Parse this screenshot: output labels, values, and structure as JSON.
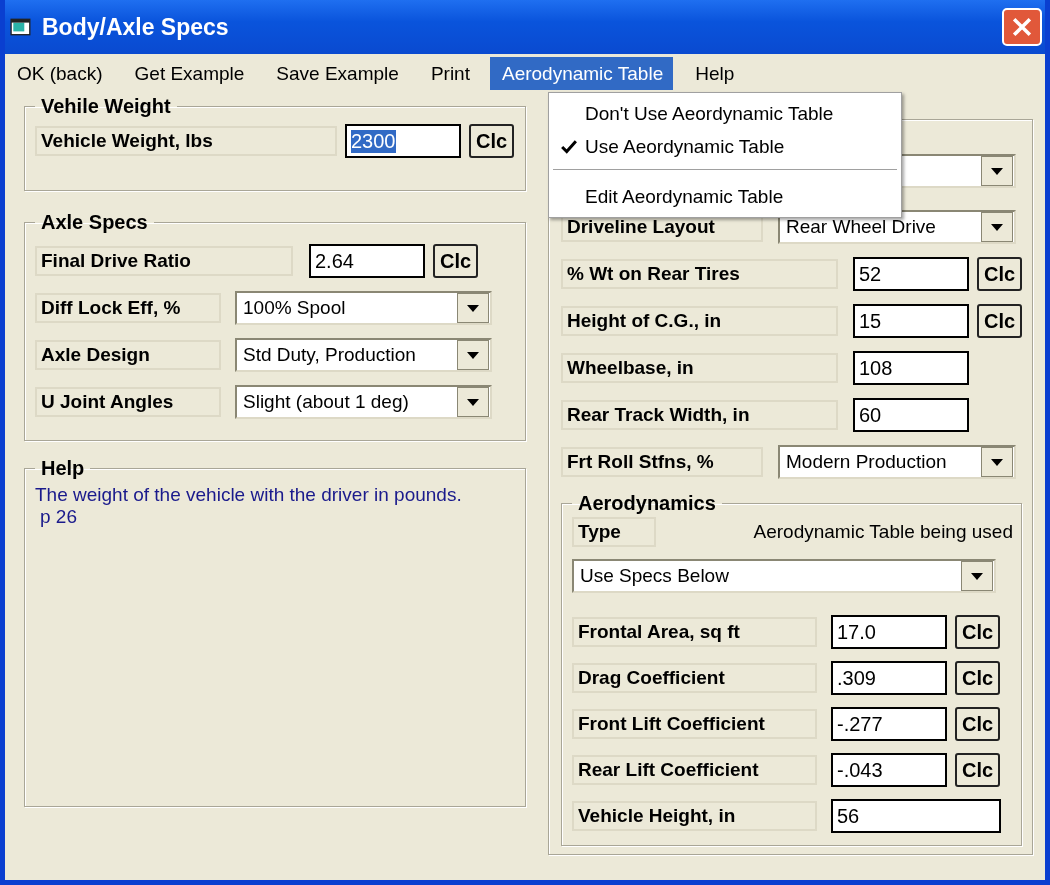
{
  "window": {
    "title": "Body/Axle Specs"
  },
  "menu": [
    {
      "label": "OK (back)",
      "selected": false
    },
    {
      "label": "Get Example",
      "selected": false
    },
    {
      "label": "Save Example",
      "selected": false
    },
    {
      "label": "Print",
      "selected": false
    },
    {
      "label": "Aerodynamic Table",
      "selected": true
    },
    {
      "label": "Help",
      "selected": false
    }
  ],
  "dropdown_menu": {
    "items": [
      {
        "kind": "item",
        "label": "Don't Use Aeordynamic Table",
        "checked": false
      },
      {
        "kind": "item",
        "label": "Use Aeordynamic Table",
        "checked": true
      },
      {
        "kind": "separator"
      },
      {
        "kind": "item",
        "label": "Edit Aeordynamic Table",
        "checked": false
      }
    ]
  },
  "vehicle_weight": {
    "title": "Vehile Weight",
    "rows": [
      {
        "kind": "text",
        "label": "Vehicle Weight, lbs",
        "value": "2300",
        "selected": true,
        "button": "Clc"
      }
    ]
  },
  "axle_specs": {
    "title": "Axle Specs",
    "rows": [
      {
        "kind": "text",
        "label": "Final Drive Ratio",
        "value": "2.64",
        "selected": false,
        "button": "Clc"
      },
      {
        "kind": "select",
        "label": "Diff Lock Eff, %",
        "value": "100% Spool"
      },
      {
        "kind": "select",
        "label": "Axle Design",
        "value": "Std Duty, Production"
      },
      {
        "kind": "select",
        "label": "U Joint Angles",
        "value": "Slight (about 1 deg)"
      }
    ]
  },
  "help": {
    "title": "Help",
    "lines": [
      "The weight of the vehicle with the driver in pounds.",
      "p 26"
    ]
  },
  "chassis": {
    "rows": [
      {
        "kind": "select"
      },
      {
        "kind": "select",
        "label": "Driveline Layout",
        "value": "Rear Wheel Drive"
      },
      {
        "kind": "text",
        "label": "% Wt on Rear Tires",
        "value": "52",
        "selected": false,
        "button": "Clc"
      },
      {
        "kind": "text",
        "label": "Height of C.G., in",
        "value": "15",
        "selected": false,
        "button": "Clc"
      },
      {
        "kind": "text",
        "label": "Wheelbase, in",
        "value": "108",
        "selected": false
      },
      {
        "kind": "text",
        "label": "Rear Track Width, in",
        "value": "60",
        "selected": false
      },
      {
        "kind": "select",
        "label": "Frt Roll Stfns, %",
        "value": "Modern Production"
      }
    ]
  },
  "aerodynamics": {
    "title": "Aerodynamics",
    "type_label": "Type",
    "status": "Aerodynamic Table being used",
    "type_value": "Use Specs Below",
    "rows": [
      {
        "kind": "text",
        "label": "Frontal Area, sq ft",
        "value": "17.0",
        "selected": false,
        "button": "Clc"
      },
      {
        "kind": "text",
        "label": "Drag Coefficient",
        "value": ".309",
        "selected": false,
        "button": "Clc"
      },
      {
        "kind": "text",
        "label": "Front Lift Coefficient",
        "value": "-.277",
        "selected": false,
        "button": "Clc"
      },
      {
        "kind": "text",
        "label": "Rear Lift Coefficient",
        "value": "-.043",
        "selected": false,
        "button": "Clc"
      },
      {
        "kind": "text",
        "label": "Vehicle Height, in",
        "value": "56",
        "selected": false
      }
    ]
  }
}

Description of the task | Lines of the listing that contain the word "Aeordynamic" are to be counted; report only their number.

Response to this exercise | 3